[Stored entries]
────────────────────────────────────────

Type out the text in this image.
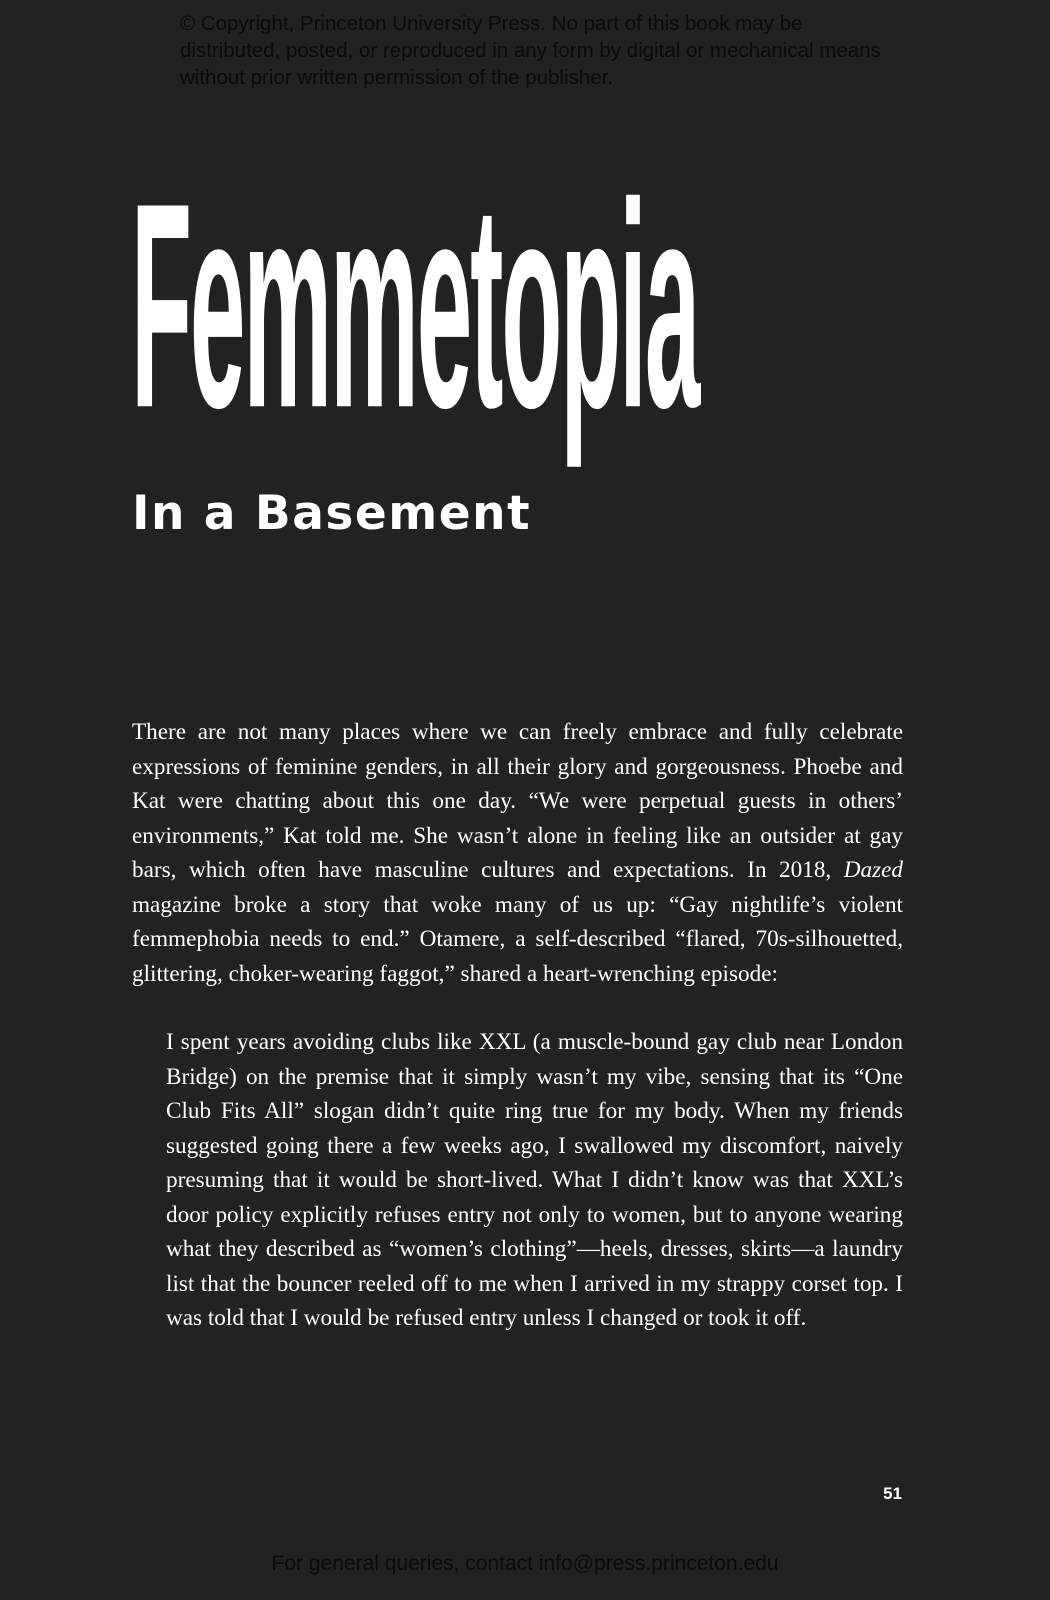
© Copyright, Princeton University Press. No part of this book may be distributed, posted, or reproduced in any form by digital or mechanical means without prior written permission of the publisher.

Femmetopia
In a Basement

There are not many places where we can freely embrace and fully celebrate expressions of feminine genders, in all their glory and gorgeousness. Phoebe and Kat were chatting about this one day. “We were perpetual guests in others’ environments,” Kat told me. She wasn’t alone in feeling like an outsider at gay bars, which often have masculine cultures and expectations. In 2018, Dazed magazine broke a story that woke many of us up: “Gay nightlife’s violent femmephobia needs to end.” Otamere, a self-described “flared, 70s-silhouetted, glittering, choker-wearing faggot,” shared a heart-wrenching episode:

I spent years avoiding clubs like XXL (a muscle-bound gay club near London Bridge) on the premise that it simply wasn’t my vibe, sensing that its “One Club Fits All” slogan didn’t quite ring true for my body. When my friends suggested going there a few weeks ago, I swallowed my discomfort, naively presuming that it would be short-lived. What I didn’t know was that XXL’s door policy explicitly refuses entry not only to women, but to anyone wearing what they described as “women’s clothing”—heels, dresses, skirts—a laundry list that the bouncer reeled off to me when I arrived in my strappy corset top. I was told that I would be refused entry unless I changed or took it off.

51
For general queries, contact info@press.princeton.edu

────────────────────────────────────────

* _Short task_: Return the entries unchanged, save for the pictures, which do not belong in the copy.

* _Finished task_:
Type out the text in this image.
© Copyright, Princeton University Press. No part of this book may be distributed, posted, or reproduced in any form by digital or mechanical means without prior written permission of the publisher.

Femmetopia
In a Basement

There are not many places where we can freely embrace and fully celebrate expressions of feminine genders, in all their glory and gorgeousness. Phoebe and Kat were chatting about this one day. “We were perpetual guests in others’ environments,” Kat told me. She wasn’t alone in feeling like an outsider at gay bars, which often have masculine cultures and expectations. In 2018, Dazed magazine broke a story that woke many of us up: “Gay nightlife’s violent femmephobia needs to end.” Otamere, a self-described “flared, 70s-silhouetted, glittering, choker-wearing faggot,” shared a heart-wrenching episode:

I spent years avoiding clubs like XXL (a muscle-bound gay club near London Bridge) on the premise that it simply wasn’t my vibe, sensing that its “One Club Fits All” slogan didn’t quite ring true for my body. When my friends suggested going there a few weeks ago, I swallowed my discomfort, naively presuming that it would be short-lived. What I didn’t know was that XXL’s door policy explicitly refuses entry not only to women, but to anyone wearing what they described as “women’s clothing”—heels, dresses, skirts—a laundry list that the bouncer reeled off to me when I arrived in my strappy corset top. I was told that I would be refused entry unless I changed or took it off.

51
For general queries, contact info@press.princeton.edu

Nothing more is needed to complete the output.